[Instructions to follow]: Repeat each line exactly, leaving nothing out.

● ● ● ● ● ● ●

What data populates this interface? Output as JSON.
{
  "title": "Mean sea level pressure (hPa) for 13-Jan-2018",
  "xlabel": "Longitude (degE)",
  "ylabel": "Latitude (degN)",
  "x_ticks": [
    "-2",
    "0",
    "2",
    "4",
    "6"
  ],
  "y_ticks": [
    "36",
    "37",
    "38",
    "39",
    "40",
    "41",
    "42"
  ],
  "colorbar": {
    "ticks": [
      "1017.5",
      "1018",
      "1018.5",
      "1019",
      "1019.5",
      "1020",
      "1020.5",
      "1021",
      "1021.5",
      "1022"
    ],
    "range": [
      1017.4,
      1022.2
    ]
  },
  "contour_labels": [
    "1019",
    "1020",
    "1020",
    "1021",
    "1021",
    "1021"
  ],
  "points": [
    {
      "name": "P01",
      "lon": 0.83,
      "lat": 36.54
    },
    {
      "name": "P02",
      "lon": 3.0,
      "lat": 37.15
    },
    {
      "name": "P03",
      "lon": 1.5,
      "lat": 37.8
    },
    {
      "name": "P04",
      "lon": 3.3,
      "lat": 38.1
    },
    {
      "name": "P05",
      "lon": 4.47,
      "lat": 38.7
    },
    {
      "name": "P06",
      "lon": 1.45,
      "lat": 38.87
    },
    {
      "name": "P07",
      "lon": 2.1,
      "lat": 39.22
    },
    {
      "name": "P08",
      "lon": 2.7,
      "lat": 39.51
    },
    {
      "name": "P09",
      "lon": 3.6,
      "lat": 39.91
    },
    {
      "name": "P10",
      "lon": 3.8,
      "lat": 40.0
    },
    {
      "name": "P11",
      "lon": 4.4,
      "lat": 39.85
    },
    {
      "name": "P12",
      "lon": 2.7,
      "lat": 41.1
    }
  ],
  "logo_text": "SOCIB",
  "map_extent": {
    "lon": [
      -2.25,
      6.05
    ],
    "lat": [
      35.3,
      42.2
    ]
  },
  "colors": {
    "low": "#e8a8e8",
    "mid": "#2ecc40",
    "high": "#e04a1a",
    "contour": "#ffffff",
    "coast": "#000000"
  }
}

● ● ● ● ● ● ●

[Solution to this task]:
What data populates this interface? Output as JSON.
{
  "title": "Mean sea level pressure (hPa) for 13-Jan-2018",
  "xlabel": "Longitude (degE)",
  "ylabel": "Latitude (degN)",
  "x_ticks": [
    "-2",
    "0",
    "2",
    "4",
    "6"
  ],
  "y_ticks": [
    "36",
    "37",
    "38",
    "39",
    "40",
    "41",
    "42"
  ],
  "colorbar": {
    "ticks": [
      "1017.5",
      "1018",
      "1018.5",
      "1019",
      "1019.5",
      "1020",
      "1020.5",
      "1021",
      "1021.5",
      "1022"
    ],
    "range": [
      1017.4,
      1022.2
    ]
  },
  "contour_labels": [
    "1019",
    "1020",
    "1020",
    "1021",
    "1021",
    "1021"
  ],
  "points": [
    {
      "name": "P01",
      "lon": 0.83,
      "lat": 36.54
    },
    {
      "name": "P02",
      "lon": 3.0,
      "lat": 37.15
    },
    {
      "name": "P03",
      "lon": 1.5,
      "lat": 37.8
    },
    {
      "name": "P04",
      "lon": 3.3,
      "lat": 38.1
    },
    {
      "name": "P05",
      "lon": 4.47,
      "lat": 38.7
    },
    {
      "name": "P06",
      "lon": 1.45,
      "lat": 38.87
    },
    {
      "name": "P07",
      "lon": 2.1,
      "lat": 39.22
    },
    {
      "name": "P08",
      "lon": 2.7,
      "lat": 39.51
    },
    {
      "name": "P09",
      "lon": 3.6,
      "lat": 39.91
    },
    {
      "name": "P10",
      "lon": 3.8,
      "lat": 40.0
    },
    {
      "name": "P11",
      "lon": 4.4,
      "lat": 39.85
    },
    {
      "name": "P12",
      "lon": 2.7,
      "lat": 41.1
    }
  ],
  "logo_text": "SOCIB",
  "map_extent": {
    "lon": [
      -2.25,
      6.05
    ],
    "lat": [
      35.3,
      42.2
    ]
  },
  "colors": {
    "low": "#e8a8e8",
    "mid": "#2ecc40",
    "high": "#e04a1a",
    "contour": "#ffffff",
    "coast": "#000000"
  }
}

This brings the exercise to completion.